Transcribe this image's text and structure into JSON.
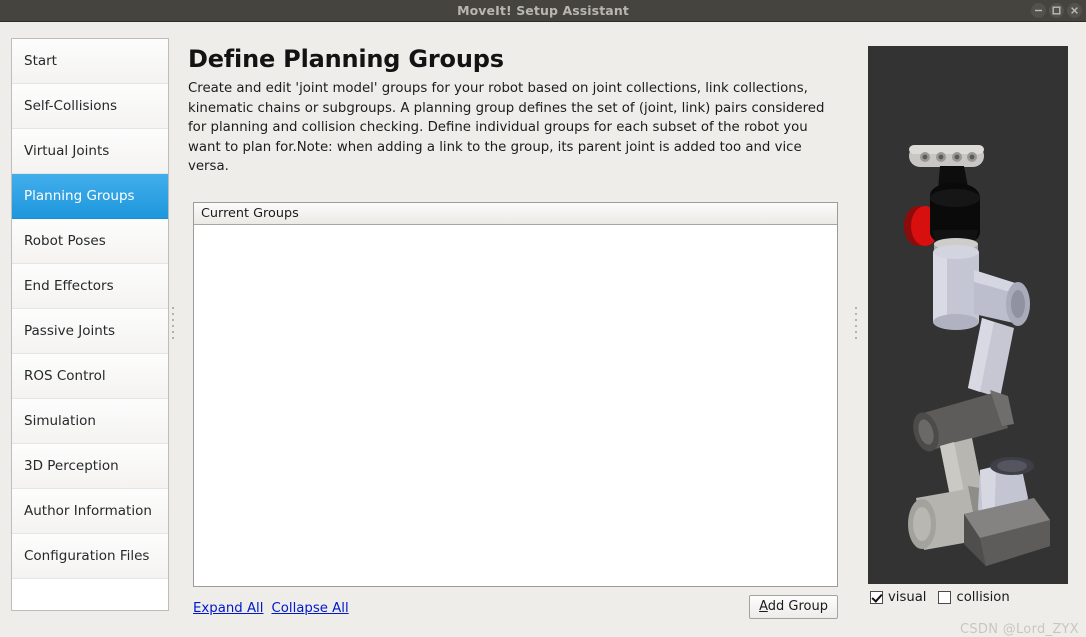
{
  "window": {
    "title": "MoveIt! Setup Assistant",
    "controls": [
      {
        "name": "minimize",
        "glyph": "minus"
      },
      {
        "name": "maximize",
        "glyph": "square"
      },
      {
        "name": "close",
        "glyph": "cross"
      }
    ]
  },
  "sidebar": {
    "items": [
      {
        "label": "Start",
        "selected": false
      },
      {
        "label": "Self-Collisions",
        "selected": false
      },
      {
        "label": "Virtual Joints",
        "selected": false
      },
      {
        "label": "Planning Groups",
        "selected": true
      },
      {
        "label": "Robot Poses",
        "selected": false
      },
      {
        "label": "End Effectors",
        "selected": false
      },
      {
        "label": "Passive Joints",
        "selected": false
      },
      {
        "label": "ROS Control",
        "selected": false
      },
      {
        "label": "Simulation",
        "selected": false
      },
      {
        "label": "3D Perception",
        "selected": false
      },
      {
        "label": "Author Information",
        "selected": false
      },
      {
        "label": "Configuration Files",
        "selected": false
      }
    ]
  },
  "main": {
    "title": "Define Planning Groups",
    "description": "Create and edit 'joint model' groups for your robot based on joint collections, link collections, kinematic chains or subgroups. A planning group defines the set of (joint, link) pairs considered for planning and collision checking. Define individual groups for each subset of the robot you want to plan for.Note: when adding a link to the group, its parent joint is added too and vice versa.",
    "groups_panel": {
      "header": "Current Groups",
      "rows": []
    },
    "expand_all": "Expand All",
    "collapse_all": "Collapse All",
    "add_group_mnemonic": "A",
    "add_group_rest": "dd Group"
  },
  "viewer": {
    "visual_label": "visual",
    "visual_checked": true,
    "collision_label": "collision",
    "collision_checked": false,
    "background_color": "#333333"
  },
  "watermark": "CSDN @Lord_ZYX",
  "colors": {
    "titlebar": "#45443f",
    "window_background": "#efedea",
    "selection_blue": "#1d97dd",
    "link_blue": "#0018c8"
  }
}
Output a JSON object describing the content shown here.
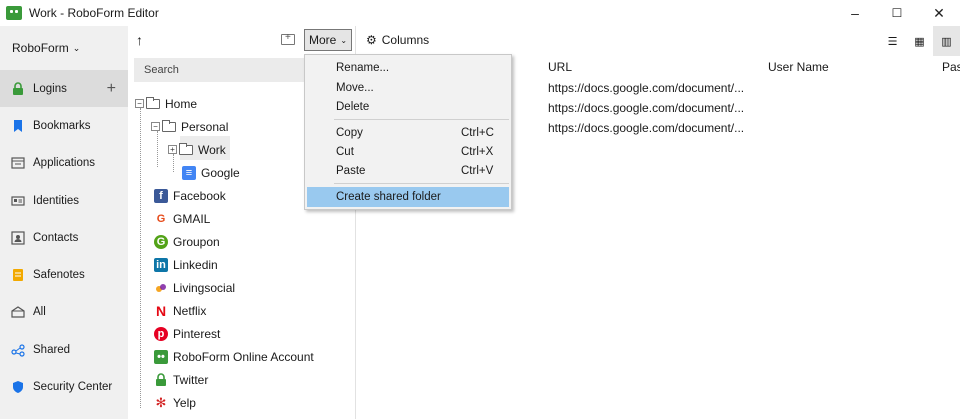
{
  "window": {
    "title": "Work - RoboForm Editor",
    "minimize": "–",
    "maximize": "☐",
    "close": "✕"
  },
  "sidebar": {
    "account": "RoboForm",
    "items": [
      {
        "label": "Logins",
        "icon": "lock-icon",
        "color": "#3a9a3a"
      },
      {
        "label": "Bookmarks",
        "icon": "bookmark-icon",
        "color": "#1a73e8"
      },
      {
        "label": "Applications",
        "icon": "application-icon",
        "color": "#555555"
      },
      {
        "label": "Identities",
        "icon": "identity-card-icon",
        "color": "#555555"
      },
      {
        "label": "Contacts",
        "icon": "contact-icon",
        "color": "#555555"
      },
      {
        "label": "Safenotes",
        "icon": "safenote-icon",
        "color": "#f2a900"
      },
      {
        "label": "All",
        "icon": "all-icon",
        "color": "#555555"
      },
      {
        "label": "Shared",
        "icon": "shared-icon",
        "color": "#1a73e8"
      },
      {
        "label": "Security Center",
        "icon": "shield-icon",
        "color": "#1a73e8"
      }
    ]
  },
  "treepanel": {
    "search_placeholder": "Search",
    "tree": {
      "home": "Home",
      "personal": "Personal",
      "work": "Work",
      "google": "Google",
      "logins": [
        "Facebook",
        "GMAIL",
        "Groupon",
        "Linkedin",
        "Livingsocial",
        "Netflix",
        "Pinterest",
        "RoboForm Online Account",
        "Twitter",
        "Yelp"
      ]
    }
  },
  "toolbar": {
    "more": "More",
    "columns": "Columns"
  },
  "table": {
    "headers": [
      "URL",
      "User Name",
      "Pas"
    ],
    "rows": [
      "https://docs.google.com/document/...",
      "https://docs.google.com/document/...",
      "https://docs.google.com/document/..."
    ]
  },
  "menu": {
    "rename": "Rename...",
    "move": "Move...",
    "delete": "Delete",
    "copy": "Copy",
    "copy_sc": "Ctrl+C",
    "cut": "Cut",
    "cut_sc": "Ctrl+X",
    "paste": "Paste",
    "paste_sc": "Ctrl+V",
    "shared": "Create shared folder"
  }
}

———

Reproduce all of the material above word for word. Omit the pictures.

Transcribe this image's text and structure into JSON.
{
  "window": {
    "title": "MoveIt! Setup Assistant",
    "controls": [
      {
        "name": "minimize",
        "glyph": "minus"
      },
      {
        "name": "maximize",
        "glyph": "square"
      },
      {
        "name": "close",
        "glyph": "cross"
      }
    ]
  },
  "sidebar": {
    "items": [
      {
        "label": "Start",
        "selected": false
      },
      {
        "label": "Self-Collisions",
        "selected": false
      },
      {
        "label": "Virtual Joints",
        "selected": false
      },
      {
        "label": "Planning Groups",
        "selected": true
      },
      {
        "label": "Robot Poses",
        "selected": false
      },
      {
        "label": "End Effectors",
        "selected": false
      },
      {
        "label": "Passive Joints",
        "selected": false
      },
      {
        "label": "ROS Control",
        "selected": false
      },
      {
        "label": "Simulation",
        "selected": false
      },
      {
        "label": "3D Perception",
        "selected": false
      },
      {
        "label": "Author Information",
        "selected": false
      },
      {
        "label": "Configuration Files",
        "selected": false
      }
    ]
  },
  "main": {
    "title": "Define Planning Groups",
    "description": "Create and edit 'joint model' groups for your robot based on joint collections, link collections, kinematic chains or subgroups. A planning group defines the set of (joint, link) pairs considered for planning and collision checking. Define individual groups for each subset of the robot you want to plan for.Note: when adding a link to the group, its parent joint is added too and vice versa.",
    "groups_panel": {
      "header": "Current Groups",
      "rows": []
    },
    "expand_all": "Expand All",
    "collapse_all": "Collapse All",
    "add_group_mnemonic": "A",
    "add_group_rest": "dd Group"
  },
  "viewer": {
    "visual_label": "visual",
    "visual_checked": true,
    "collision_label": "collision",
    "collision_checked": false,
    "background_color": "#333333"
  },
  "watermark": "CSDN @Lord_ZYX",
  "colors": {
    "titlebar": "#45443f",
    "window_background": "#efedea",
    "selection_blue": "#1d97dd",
    "link_blue": "#0018c8"
  }
}
Output a JSON object describing the content shown here.
{
  "window": {
    "title": "Work - RoboForm Editor",
    "minimize": "–",
    "maximize": "☐",
    "close": "✕"
  },
  "sidebar": {
    "account": "RoboForm",
    "items": [
      {
        "label": "Logins",
        "icon": "lock-icon",
        "color": "#3a9a3a"
      },
      {
        "label": "Bookmarks",
        "icon": "bookmark-icon",
        "color": "#1a73e8"
      },
      {
        "label": "Applications",
        "icon": "application-icon",
        "color": "#555555"
      },
      {
        "label": "Identities",
        "icon": "identity-card-icon",
        "color": "#555555"
      },
      {
        "label": "Contacts",
        "icon": "contact-icon",
        "color": "#555555"
      },
      {
        "label": "Safenotes",
        "icon": "safenote-icon",
        "color": "#f2a900"
      },
      {
        "label": "All",
        "icon": "all-icon",
        "color": "#555555"
      },
      {
        "label": "Shared",
        "icon": "shared-icon",
        "color": "#1a73e8"
      },
      {
        "label": "Security Center",
        "icon": "shield-icon",
        "color": "#1a73e8"
      }
    ]
  },
  "treepanel": {
    "search_placeholder": "Search",
    "tree": {
      "home": "Home",
      "personal": "Personal",
      "work": "Work",
      "google": "Google",
      "logins": [
        "Facebook",
        "GMAIL",
        "Groupon",
        "Linkedin",
        "Livingsocial",
        "Netflix",
        "Pinterest",
        "RoboForm Online Account",
        "Twitter",
        "Yelp"
      ]
    }
  },
  "toolbar": {
    "more": "More",
    "columns": "Columns"
  },
  "table": {
    "headers": [
      "URL",
      "User Name",
      "Pas"
    ],
    "rows": [
      "https://docs.google.com/document/...",
      "https://docs.google.com/document/...",
      "https://docs.google.com/document/..."
    ]
  },
  "menu": {
    "rename": "Rename...",
    "move": "Move...",
    "delete": "Delete",
    "copy": "Copy",
    "copy_sc": "Ctrl+C",
    "cut": "Cut",
    "cut_sc": "Ctrl+X",
    "paste": "Paste",
    "paste_sc": "Ctrl+V",
    "shared": "Create shared folder"
  }
}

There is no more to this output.